WHAT THE EXERCISE ASKS: Count every line that has the word "fill" in it; give no more than the number.
# SUPPLIED DATA start
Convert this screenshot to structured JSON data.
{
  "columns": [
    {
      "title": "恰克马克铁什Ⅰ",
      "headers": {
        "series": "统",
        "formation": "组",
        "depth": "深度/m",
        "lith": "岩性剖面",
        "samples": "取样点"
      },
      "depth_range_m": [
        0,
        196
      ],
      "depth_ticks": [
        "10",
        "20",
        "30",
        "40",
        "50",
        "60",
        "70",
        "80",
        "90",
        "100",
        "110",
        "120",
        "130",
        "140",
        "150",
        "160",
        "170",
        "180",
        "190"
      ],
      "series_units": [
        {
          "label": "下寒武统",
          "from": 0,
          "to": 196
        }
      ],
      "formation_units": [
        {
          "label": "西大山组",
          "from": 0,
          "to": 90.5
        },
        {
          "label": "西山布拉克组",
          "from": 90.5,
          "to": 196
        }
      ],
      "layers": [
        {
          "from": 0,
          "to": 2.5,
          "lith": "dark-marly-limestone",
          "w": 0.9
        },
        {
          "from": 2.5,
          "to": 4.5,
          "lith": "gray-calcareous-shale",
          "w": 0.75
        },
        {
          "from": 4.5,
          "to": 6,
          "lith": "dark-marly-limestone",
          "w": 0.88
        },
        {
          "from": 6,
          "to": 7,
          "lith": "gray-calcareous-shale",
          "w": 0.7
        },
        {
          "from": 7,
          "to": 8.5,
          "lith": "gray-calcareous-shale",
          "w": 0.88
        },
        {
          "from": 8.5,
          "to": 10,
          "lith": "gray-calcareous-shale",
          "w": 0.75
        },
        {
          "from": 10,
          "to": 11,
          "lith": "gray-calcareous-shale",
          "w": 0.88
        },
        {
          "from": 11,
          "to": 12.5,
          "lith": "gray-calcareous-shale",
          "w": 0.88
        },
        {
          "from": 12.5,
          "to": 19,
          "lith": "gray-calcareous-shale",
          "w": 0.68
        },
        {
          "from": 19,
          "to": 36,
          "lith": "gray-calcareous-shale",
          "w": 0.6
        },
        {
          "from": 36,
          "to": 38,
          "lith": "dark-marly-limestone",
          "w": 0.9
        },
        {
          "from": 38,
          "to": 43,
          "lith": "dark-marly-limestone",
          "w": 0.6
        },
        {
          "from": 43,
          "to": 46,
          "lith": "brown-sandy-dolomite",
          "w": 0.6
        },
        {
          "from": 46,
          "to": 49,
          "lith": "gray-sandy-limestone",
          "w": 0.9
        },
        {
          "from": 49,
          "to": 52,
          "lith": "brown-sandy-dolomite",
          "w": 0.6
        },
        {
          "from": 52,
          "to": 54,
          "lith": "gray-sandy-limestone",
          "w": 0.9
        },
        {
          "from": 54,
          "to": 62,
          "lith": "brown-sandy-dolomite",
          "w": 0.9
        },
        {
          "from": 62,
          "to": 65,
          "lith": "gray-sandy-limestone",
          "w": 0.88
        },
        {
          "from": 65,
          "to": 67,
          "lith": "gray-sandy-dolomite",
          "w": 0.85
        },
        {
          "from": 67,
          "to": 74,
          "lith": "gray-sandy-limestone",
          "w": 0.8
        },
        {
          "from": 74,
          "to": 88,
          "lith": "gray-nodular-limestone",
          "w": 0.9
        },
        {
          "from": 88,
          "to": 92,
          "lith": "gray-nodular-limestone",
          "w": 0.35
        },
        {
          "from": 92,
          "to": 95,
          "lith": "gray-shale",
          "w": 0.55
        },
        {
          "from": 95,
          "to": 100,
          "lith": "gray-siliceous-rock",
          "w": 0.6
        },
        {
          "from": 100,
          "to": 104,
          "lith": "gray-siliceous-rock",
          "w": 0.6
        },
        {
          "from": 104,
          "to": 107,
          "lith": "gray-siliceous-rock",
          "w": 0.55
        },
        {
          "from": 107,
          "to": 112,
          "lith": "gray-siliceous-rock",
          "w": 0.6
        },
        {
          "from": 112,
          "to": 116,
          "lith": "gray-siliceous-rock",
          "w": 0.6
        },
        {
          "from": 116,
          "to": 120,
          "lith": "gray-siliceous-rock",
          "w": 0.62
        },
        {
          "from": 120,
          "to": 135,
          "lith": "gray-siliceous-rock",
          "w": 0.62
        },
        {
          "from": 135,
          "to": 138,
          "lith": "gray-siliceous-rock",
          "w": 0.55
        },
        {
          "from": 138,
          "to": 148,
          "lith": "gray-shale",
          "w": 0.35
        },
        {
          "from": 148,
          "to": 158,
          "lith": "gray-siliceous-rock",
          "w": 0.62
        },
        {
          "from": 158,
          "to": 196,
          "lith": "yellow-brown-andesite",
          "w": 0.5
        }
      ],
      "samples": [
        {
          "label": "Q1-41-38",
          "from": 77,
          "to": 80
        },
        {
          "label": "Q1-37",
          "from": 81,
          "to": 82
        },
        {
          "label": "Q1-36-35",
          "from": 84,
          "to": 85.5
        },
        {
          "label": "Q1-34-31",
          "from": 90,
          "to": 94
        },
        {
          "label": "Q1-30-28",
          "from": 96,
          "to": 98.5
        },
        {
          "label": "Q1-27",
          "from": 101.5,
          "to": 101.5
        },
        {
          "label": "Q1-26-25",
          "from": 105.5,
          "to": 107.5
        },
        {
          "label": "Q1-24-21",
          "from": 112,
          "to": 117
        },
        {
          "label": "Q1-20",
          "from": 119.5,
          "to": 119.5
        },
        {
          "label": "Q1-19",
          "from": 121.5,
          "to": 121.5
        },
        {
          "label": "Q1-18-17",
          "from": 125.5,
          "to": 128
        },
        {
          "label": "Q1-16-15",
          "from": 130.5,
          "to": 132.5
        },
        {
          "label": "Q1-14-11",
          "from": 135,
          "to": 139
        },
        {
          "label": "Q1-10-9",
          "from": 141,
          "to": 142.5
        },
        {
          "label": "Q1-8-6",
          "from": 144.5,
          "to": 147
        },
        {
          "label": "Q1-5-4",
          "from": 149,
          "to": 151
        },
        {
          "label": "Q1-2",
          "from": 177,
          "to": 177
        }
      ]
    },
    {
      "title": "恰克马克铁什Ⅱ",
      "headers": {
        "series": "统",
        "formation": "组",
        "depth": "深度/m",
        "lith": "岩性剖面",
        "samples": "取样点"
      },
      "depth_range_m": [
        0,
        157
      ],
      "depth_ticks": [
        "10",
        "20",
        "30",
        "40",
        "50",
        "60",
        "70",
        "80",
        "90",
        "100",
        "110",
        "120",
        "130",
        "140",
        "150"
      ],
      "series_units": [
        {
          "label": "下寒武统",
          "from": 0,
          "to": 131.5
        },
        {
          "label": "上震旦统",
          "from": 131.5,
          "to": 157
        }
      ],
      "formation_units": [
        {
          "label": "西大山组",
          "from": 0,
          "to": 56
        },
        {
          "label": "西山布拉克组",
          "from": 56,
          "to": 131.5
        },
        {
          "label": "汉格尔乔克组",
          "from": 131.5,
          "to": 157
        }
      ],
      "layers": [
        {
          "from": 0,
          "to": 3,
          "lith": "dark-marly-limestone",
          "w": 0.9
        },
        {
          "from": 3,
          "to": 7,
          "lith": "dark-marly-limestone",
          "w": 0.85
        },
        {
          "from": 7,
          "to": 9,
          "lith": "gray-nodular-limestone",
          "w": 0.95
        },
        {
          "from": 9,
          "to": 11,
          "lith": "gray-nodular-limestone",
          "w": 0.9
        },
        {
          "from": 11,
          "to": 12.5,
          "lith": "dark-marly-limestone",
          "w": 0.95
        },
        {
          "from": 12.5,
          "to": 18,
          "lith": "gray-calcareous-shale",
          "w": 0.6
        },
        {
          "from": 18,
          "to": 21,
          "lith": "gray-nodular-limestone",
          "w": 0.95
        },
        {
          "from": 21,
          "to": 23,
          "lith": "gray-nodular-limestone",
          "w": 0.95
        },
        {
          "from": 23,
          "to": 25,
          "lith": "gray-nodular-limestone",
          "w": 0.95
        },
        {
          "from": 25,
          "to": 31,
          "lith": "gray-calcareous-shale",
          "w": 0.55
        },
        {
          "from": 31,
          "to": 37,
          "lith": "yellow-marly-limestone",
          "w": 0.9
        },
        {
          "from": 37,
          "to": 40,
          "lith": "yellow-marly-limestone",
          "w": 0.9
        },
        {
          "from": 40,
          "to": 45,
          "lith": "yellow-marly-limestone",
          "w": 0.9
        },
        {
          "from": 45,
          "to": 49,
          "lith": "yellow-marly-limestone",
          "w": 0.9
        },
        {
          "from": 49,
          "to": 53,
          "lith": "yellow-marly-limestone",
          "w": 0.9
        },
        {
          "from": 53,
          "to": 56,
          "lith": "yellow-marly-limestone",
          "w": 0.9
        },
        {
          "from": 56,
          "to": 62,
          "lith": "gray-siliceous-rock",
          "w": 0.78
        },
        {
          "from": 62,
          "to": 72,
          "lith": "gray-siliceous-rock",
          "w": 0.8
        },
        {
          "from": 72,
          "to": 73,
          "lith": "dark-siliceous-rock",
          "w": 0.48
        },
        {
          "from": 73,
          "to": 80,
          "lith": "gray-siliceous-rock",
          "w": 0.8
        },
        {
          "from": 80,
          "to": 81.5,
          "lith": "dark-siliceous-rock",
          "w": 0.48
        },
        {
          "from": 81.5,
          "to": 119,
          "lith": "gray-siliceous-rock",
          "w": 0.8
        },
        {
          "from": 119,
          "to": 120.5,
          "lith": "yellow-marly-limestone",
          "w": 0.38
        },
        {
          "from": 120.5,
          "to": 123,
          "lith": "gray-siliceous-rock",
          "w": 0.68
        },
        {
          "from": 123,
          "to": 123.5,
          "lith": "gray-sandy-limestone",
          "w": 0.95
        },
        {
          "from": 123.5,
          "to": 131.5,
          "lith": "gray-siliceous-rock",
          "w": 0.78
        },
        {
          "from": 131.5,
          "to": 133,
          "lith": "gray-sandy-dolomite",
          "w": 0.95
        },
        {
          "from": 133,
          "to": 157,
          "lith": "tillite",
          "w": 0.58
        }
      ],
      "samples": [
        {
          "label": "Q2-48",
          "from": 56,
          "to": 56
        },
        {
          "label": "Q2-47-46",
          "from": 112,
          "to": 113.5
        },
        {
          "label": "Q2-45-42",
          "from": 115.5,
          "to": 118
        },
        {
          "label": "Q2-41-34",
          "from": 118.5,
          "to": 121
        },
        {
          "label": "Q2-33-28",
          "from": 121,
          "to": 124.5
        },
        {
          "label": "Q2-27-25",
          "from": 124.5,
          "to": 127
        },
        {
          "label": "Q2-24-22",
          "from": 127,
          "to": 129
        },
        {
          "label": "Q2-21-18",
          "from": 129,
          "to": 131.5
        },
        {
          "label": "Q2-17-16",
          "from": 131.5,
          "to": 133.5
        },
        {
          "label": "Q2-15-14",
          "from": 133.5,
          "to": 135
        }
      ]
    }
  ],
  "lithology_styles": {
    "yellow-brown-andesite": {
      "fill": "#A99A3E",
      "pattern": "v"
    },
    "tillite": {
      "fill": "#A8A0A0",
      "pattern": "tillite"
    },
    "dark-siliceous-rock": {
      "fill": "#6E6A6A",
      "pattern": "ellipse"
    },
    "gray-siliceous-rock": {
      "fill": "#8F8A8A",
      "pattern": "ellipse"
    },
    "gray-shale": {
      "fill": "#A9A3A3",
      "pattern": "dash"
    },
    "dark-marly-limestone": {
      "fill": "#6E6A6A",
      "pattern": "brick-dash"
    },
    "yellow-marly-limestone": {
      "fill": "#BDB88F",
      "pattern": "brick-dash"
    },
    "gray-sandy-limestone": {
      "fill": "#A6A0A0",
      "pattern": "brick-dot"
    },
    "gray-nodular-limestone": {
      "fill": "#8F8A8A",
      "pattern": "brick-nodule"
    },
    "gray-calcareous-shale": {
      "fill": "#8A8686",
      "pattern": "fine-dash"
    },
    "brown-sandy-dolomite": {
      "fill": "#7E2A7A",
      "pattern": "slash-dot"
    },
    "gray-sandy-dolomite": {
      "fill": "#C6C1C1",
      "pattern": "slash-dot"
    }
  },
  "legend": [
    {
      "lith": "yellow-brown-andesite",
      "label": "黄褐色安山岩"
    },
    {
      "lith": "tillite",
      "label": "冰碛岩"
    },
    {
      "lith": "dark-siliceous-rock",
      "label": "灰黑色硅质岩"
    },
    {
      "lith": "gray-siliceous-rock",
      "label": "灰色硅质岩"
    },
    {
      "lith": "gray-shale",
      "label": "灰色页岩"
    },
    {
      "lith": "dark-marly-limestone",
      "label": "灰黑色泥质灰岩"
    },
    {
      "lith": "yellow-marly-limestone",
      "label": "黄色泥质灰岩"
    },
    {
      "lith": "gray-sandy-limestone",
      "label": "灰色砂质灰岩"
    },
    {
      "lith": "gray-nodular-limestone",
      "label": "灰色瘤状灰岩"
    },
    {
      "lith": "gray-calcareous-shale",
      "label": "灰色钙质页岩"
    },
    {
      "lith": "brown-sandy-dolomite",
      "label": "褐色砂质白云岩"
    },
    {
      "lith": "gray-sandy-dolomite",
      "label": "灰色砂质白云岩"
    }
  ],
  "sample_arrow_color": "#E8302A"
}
# SUPPLIED DATA end
RESPONSE TO THIS EXERCISE: 12